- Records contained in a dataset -
»»
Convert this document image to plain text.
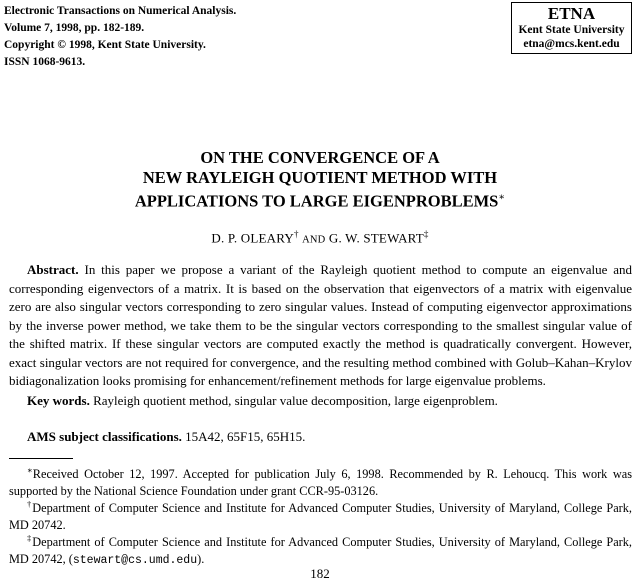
Electronic Transactions on Numerical Analysis.
Volume 7, 1998, pp. 182-189.
Copyright © 1998, Kent State University.
ISSN 1068-9613.
ETNA
Kent State University
etna@mcs.kent.edu
ON THE CONVERGENCE OF A
NEW RAYLEIGH QUOTIENT METHOD WITH
APPLICATIONS TO LARGE EIGENPROBLEMS∗
D. P. OLEARY† AND G. W. STEWART‡

Abstract. In this paper we propose a variant of the Rayleigh quotient method to compute an eigenvalue and corresponding eigenvectors of a matrix. It is based on the observation that eigenvectors of a matrix with eigenvalue zero are also singular vectors corresponding to zero singular values. Instead of computing eigenvector approximations by the inverse power method, we take them to be the singular vectors corresponding to the smallest singular value of the shifted matrix. If these singular vectors are computed exactly the method is quadratically convergent. However, exact singular vectors are not required for convergence, and the resulting method combined with Golub–Kahan–Krylov bidiagonalization looks promising for enhancement/refinement methods for large eigenvalue problems.

Key words. Rayleigh quotient method, singular value decomposition, large eigenproblem.

AMS subject classifications. 15A42, 65F15, 65H15.

∗Received October 12, 1997. Accepted for publication July 6, 1998. Recommended by R. Lehoucq. This work was supported by the National Science Foundation under grant CCR-95-03126.

†Department of Computer Science and Institute for Advanced Computer Studies, University of Maryland, College Park, MD 20742.

‡Department of Computer Science and Institute for Advanced Computer Studies, University of Maryland, College Park, MD 20742, (stewart@cs.umd.edu).

182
««
- Instructions to follow -
Reproduce all of the entries word for word, skipping any pictures they hold.

- Solved exercise -
Convert this document image to plain text.
Electronic Transactions on Numerical Analysis.
Volume 7, 1998, pp. 182-189.
Copyright © 1998, Kent State University.
ISSN 1068-9613.
ETNA
Kent State University
etna@mcs.kent.edu
ON THE CONVERGENCE OF A
NEW RAYLEIGH QUOTIENT METHOD WITH
APPLICATIONS TO LARGE EIGENPROBLEMS∗
D. P. OLEARY† AND G. W. STEWART‡

Abstract. In this paper we propose a variant of the Rayleigh quotient method to compute an eigenvalue and corresponding eigenvectors of a matrix. It is based on the observation that eigenvectors of a matrix with eigenvalue zero are also singular vectors corresponding to zero singular values. Instead of computing eigenvector approximations by the inverse power method, we take them to be the singular vectors corresponding to the smallest singular value of the shifted matrix. If these singular vectors are computed exactly the method is quadratically convergent. However, exact singular vectors are not required for convergence, and the resulting method combined with Golub–Kahan–Krylov bidiagonalization looks promising for enhancement/refinement methods for large eigenvalue problems.

Key words. Rayleigh quotient method, singular value decomposition, large eigenproblem.

AMS subject classifications. 15A42, 65F15, 65H15.

∗Received October 12, 1997. Accepted for publication July 6, 1998. Recommended by R. Lehoucq. This work was supported by the National Science Foundation under grant CCR-95-03126.

†Department of Computer Science and Institute for Advanced Computer Studies, University of Maryland, College Park, MD 20742.

‡Department of Computer Science and Institute for Advanced Computer Studies, University of Maryland, College Park, MD 20742, (stewart@cs.umd.edu).

182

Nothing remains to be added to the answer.